*WHAT IS EXPECTED:*
Copy every line of the data that includes the string "Daniel".

── GIVEN DATA

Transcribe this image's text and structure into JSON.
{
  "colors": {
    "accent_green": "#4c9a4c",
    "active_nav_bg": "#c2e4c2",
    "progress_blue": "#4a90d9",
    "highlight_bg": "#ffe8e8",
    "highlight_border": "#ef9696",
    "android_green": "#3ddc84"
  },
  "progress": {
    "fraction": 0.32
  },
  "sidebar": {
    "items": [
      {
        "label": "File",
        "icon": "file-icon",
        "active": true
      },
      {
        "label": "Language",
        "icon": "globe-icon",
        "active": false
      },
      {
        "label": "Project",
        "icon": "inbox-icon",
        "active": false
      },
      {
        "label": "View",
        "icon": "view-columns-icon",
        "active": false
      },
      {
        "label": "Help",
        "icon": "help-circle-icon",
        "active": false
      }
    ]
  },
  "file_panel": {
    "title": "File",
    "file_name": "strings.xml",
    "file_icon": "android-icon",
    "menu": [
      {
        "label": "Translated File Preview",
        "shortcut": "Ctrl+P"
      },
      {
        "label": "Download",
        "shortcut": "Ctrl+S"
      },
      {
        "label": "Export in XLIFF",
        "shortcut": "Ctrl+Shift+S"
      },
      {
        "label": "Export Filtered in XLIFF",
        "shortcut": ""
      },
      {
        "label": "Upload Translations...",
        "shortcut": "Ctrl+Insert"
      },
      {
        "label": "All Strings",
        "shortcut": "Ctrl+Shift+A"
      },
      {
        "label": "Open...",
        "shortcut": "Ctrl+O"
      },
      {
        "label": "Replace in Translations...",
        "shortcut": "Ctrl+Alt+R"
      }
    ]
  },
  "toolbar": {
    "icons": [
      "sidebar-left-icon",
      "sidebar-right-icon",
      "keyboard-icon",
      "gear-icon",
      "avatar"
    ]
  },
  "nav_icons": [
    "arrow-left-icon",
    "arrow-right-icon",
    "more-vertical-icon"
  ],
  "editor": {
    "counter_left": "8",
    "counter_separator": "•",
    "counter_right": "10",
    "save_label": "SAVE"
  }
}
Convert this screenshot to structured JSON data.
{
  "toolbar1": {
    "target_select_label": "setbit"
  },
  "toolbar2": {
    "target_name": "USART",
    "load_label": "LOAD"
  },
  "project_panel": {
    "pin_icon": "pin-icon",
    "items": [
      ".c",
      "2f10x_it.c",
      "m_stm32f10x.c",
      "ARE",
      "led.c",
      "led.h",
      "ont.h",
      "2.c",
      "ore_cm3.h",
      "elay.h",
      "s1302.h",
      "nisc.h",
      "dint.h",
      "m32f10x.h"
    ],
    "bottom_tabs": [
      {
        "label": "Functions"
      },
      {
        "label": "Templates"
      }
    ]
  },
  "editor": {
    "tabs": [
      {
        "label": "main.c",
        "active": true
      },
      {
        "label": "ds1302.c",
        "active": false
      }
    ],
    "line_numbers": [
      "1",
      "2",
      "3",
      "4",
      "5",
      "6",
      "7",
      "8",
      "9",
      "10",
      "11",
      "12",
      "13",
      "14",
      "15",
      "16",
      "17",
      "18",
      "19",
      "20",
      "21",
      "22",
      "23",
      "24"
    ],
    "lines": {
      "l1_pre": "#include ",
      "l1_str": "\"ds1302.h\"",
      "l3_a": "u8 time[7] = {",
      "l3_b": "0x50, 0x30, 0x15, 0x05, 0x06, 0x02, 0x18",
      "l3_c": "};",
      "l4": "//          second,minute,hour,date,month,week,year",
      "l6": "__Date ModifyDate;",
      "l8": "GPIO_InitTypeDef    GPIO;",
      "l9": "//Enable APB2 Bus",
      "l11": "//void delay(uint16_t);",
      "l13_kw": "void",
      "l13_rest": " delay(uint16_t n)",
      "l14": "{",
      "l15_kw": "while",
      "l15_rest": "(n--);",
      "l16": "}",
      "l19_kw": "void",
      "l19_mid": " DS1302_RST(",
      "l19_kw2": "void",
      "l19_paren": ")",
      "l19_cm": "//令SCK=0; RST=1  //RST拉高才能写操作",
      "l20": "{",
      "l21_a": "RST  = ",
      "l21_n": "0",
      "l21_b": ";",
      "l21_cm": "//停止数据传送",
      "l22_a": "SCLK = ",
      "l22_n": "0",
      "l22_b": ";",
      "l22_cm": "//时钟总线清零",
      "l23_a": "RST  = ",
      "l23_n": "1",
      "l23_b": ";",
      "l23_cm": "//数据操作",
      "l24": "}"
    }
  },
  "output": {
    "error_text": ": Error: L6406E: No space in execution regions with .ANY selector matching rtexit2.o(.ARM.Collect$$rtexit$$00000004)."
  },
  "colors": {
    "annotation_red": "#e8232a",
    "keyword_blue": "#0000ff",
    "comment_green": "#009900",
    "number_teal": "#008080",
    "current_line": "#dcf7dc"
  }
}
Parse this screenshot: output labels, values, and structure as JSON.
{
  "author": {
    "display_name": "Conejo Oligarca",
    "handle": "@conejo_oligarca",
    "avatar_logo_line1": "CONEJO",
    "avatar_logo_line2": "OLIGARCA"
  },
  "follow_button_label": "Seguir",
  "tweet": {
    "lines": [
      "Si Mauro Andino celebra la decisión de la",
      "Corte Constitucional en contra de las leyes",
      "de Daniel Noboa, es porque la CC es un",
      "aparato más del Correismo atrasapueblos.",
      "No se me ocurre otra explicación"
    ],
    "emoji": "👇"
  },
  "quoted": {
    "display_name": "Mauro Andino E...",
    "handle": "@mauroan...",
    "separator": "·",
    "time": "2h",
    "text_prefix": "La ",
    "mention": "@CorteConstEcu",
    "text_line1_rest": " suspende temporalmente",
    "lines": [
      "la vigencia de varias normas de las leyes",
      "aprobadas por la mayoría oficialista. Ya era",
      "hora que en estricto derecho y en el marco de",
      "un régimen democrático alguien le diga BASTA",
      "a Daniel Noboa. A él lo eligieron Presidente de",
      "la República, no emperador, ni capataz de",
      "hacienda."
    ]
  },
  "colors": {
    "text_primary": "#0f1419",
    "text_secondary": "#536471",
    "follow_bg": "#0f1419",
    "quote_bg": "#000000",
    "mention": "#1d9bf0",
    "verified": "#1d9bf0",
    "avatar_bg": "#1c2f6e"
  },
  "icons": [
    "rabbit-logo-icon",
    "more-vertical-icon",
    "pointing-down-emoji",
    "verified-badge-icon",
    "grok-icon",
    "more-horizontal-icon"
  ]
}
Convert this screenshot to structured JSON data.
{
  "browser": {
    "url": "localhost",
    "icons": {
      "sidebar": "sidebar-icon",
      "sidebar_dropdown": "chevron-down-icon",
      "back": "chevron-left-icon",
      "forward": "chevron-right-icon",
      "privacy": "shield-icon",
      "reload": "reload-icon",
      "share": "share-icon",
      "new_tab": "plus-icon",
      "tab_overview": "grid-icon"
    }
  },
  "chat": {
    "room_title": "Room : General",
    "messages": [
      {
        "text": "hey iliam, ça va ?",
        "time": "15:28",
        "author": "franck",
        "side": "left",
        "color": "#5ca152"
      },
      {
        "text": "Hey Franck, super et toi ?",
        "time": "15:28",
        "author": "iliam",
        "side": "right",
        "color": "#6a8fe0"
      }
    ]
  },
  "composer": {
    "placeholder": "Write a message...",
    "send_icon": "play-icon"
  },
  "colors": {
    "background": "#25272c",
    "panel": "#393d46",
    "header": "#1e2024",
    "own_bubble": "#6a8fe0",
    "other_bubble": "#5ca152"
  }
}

────

*RESULT:*
      "de Daniel Noboa, es porque la CC es un",
      "a Daniel Noboa. A él lo eligieron Presidente de",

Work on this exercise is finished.